Task to carry out | Pictures are not part of the copy; repeat everything else in the records exactly.

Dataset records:
============================================================

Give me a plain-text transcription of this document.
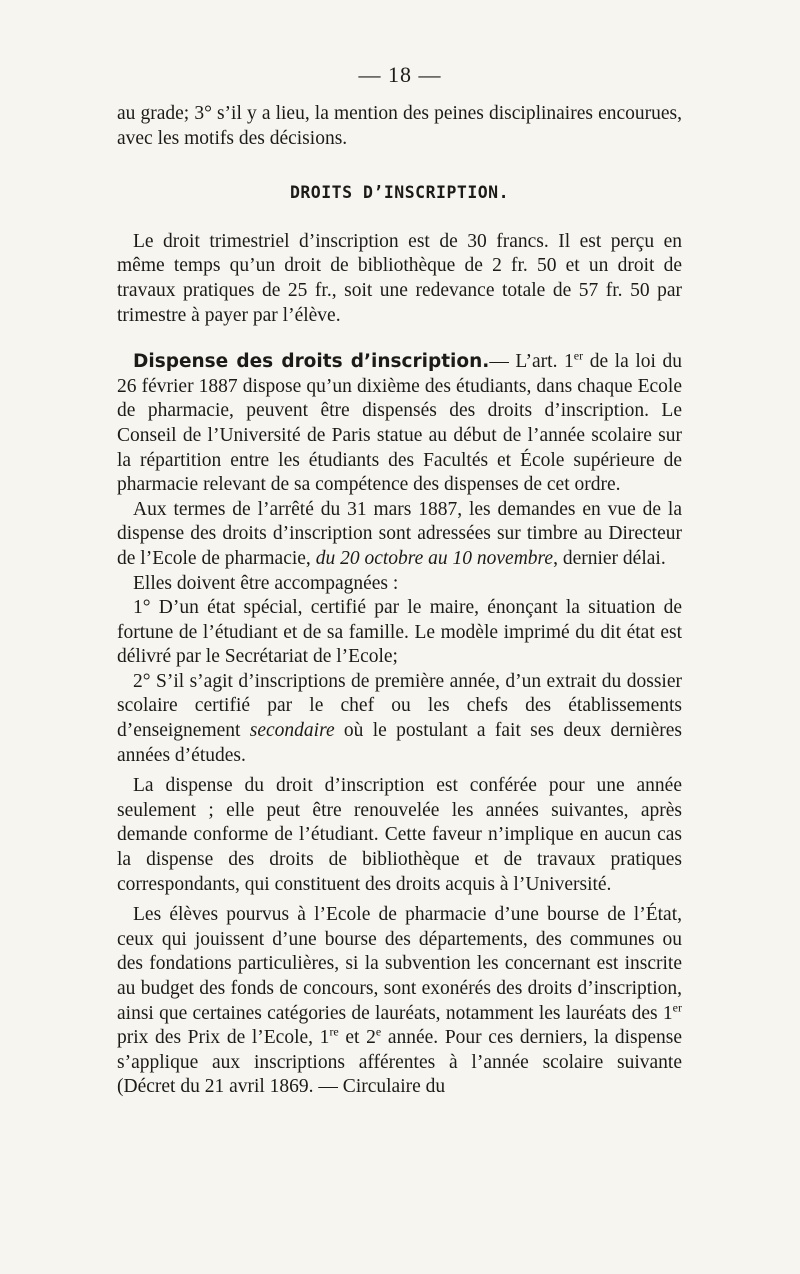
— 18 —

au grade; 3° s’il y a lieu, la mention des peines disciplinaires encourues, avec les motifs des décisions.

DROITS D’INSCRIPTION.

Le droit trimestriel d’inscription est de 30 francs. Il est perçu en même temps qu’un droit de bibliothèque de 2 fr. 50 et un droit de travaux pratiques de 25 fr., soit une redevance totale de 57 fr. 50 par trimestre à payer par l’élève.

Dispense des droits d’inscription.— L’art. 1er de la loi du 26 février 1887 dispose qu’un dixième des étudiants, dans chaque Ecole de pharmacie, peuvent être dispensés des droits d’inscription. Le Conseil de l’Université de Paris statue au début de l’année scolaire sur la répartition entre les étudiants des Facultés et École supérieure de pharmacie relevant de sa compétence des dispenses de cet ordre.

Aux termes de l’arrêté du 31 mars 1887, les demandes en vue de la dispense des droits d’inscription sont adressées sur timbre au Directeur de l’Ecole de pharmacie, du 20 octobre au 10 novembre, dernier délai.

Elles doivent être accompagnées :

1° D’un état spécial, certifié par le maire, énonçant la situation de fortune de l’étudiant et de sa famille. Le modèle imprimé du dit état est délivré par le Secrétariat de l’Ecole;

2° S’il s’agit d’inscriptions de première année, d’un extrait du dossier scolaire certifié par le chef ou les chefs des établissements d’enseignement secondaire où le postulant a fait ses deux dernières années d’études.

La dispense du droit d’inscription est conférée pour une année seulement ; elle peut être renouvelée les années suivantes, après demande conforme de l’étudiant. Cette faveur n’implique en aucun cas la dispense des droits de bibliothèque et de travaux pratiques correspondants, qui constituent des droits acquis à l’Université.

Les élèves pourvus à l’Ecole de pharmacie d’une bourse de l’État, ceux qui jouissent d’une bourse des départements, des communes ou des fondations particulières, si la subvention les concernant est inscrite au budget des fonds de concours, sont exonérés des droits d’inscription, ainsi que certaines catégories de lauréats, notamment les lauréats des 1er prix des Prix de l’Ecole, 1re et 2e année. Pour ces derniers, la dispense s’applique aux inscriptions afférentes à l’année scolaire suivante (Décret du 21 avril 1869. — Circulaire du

============================================================

Answer in full |
Give me a plain-text transcription of this document.
— 18 —

au grade; 3° s’il y a lieu, la mention des peines disciplinaires encourues, avec les motifs des décisions.

DROITS D’INSCRIPTION.

Le droit trimestriel d’inscription est de 30 francs. Il est perçu en même temps qu’un droit de bibliothèque de 2 fr. 50 et un droit de travaux pratiques de 25 fr., soit une redevance totale de 57 fr. 50 par trimestre à payer par l’élève.

Dispense des droits d’inscription.— L’art. 1er de la loi du 26 février 1887 dispose qu’un dixième des étudiants, dans chaque Ecole de pharmacie, peuvent être dispensés des droits d’inscription. Le Conseil de l’Université de Paris statue au début de l’année scolaire sur la répartition entre les étudiants des Facultés et École supérieure de pharmacie relevant de sa compétence des dispenses de cet ordre.

Aux termes de l’arrêté du 31 mars 1887, les demandes en vue de la dispense des droits d’inscription sont adressées sur timbre au Directeur de l’Ecole de pharmacie, du 20 octobre au 10 novembre, dernier délai.

Elles doivent être accompagnées :

1° D’un état spécial, certifié par le maire, énonçant la situation de fortune de l’étudiant et de sa famille. Le modèle imprimé du dit état est délivré par le Secrétariat de l’Ecole;

2° S’il s’agit d’inscriptions de première année, d’un extrait du dossier scolaire certifié par le chef ou les chefs des établissements d’enseignement secondaire où le postulant a fait ses deux dernières années d’études.

La dispense du droit d’inscription est conférée pour une année seulement ; elle peut être renouvelée les années suivantes, après demande conforme de l’étudiant. Cette faveur n’implique en aucun cas la dispense des droits de bibliothèque et de travaux pratiques correspondants, qui constituent des droits acquis à l’Université.

Les élèves pourvus à l’Ecole de pharmacie d’une bourse de l’État, ceux qui jouissent d’une bourse des départements, des communes ou des fondations particulières, si la subvention les concernant est inscrite au budget des fonds de concours, sont exonérés des droits d’inscription, ainsi que certaines catégories de lauréats, notamment les lauréats des 1er prix des Prix de l’Ecole, 1re et 2e année. Pour ces derniers, la dispense s’applique aux inscriptions afférentes à l’année scolaire suivante (Décret du 21 avril 1869. — Circulaire du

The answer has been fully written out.